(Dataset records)
>> begin

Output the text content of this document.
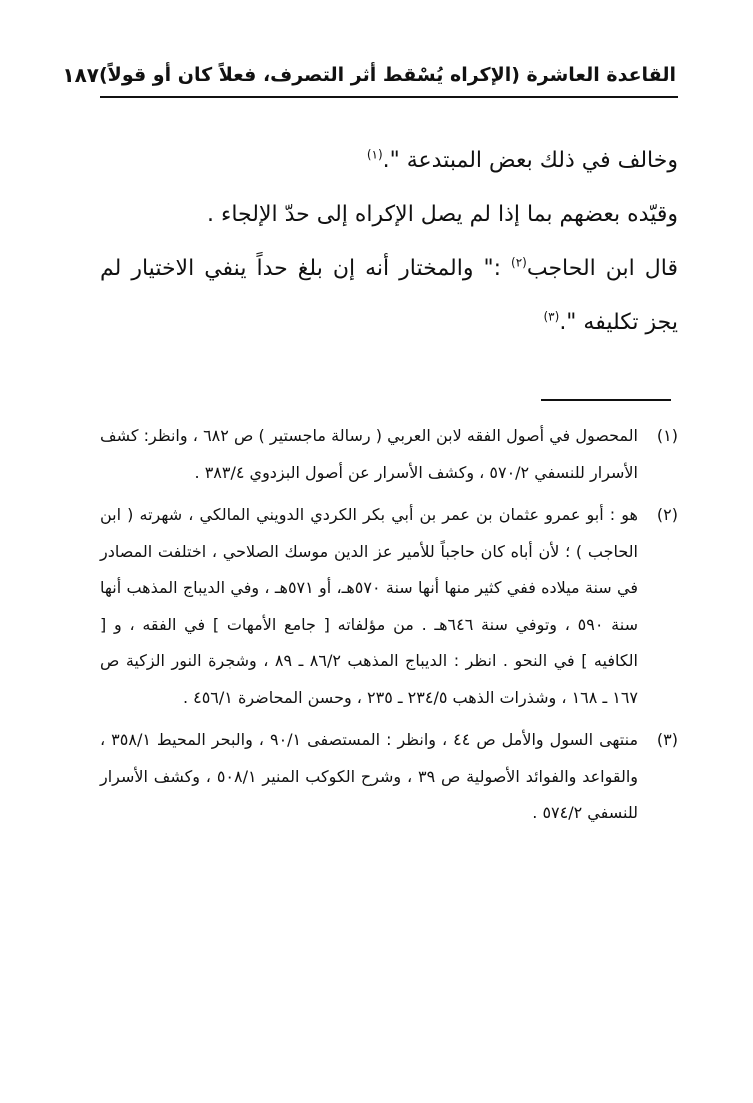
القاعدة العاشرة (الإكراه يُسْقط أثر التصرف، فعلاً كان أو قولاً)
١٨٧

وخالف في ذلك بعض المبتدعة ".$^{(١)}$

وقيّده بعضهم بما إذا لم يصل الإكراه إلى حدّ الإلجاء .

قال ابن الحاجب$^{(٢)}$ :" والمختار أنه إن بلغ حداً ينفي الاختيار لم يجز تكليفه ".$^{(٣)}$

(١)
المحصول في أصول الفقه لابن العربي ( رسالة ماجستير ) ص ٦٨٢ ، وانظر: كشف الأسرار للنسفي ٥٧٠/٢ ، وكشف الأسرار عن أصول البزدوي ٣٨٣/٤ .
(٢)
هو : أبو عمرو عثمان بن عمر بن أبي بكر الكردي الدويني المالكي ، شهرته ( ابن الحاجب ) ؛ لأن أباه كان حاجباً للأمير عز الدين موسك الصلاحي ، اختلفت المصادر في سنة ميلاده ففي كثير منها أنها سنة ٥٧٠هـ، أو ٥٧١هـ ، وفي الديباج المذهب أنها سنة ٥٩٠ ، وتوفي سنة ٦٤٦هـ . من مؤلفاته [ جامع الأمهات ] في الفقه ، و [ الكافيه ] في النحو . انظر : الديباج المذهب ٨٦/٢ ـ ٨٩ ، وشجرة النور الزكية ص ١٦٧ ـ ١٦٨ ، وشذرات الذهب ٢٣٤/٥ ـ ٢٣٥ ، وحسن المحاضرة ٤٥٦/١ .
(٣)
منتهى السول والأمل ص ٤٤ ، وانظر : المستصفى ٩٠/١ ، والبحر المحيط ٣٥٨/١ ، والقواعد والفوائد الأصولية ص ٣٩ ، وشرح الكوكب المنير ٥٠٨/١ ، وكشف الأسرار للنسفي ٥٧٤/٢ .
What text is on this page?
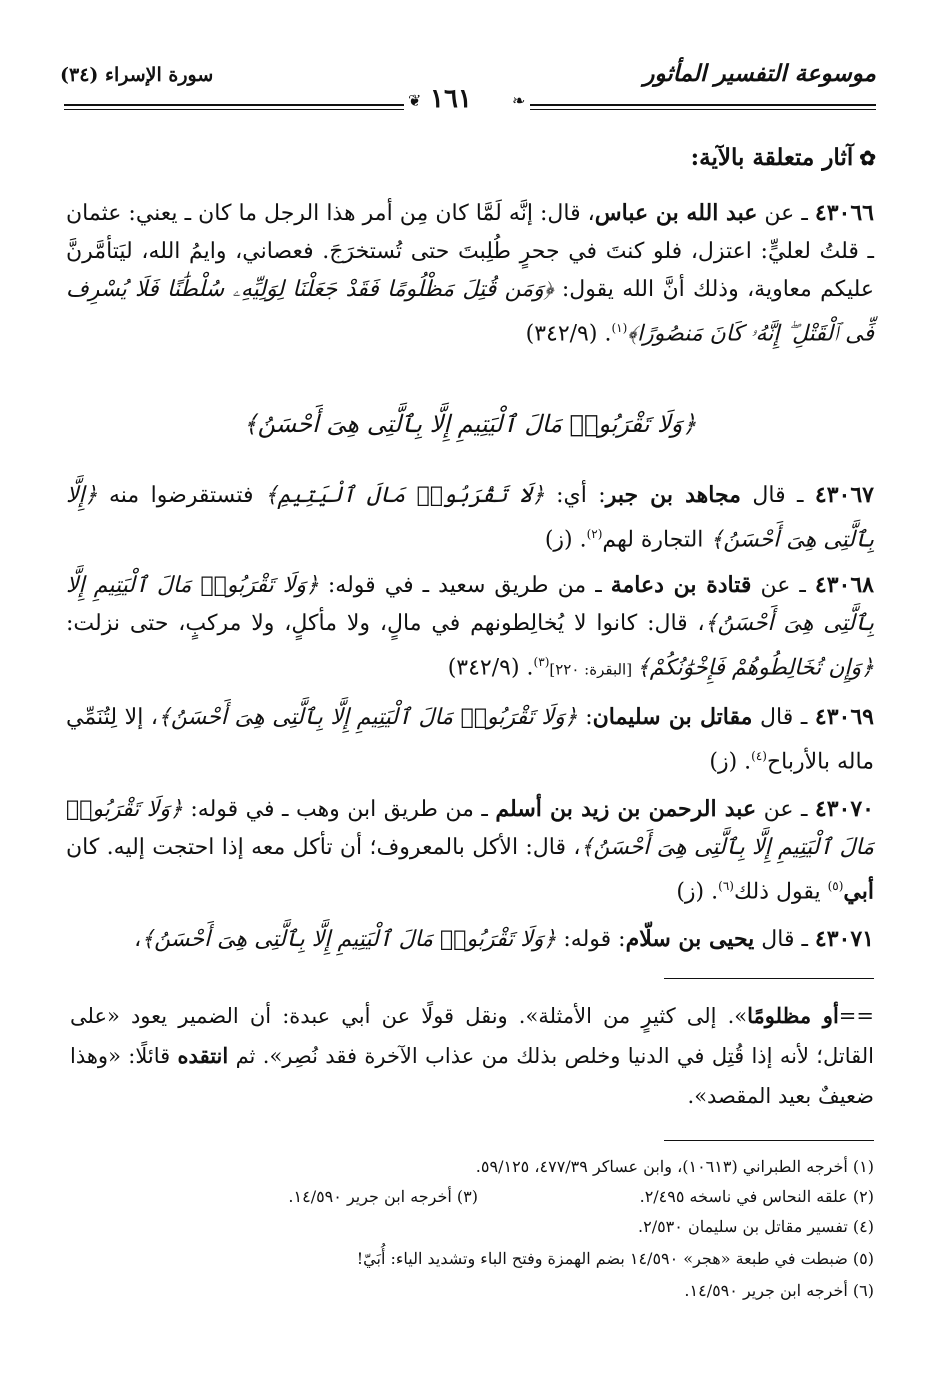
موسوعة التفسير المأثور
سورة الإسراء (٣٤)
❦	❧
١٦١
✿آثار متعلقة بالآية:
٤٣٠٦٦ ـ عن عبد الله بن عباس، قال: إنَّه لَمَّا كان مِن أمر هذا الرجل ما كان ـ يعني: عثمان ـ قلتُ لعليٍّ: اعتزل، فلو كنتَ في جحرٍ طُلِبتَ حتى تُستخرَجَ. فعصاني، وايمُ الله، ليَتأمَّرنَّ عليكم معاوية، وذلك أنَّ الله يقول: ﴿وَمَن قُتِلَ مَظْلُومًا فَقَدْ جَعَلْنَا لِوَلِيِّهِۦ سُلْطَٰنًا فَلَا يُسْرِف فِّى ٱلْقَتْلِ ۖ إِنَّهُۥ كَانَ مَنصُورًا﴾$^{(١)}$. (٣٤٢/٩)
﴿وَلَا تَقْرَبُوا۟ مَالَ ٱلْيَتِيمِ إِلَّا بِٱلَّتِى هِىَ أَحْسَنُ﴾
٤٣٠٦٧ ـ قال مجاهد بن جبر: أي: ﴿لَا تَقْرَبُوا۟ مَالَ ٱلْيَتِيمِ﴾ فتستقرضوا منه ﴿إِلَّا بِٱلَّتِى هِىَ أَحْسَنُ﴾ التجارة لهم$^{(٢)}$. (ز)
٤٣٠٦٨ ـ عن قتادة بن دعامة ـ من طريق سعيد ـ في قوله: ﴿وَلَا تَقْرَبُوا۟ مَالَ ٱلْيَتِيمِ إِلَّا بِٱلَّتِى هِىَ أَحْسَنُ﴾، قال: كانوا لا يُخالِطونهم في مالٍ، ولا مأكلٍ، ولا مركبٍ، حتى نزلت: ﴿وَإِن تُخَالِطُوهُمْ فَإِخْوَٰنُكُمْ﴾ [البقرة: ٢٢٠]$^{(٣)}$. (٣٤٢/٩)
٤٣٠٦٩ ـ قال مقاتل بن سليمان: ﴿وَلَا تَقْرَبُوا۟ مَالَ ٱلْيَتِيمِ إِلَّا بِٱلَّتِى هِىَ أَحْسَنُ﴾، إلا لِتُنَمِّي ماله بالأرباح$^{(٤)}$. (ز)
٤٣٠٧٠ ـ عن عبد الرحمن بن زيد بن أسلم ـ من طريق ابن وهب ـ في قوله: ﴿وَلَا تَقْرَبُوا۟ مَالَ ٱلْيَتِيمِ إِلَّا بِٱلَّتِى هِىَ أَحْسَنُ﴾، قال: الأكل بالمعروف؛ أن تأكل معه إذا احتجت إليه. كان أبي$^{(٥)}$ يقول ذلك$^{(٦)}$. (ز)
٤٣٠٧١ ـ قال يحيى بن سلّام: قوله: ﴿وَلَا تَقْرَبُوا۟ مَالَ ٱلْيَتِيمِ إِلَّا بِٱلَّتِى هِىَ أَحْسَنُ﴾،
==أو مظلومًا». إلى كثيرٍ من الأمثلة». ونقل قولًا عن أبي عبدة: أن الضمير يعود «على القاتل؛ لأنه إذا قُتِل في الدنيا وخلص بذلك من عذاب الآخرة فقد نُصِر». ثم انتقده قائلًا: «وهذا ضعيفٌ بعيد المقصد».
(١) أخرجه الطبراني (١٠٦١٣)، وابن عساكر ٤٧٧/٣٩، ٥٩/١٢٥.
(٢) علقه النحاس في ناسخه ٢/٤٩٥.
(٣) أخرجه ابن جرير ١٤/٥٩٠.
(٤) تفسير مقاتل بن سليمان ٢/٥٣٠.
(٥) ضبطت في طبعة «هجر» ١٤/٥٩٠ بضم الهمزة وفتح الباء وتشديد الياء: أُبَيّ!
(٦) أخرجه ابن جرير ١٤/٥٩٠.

>> end
>> begin

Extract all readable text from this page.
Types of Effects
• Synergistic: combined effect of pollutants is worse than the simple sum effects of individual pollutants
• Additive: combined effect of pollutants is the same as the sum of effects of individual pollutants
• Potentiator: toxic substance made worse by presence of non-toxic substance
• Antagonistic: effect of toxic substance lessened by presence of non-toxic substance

>> end

▶ [THE REQUEST]:
Collect each line containing the string "وكشف".

▶ [SOLUTION]:
المحصول في أصول الفقه لابن العربي ( رسالة ماجستير ) ص ٦٨٢ ، وانظر: كشف الأسرار للنسفي ٥٧٠/٢ ، وكشف الأسرار عن أصول البزدوي ٣٨٣/٤ .
منتهى السول والأمل ص ٤٤ ، وانظر : المستصفى ٩٠/١ ، والبحر المحيط ٣٥٨/١ ، والقواعد والفوائد الأصولية ص ٣٩ ، وشرح الكوكب المنير ٥٠٨/١ ، وكشف الأسرار للنسفي ٥٧٤/٢ .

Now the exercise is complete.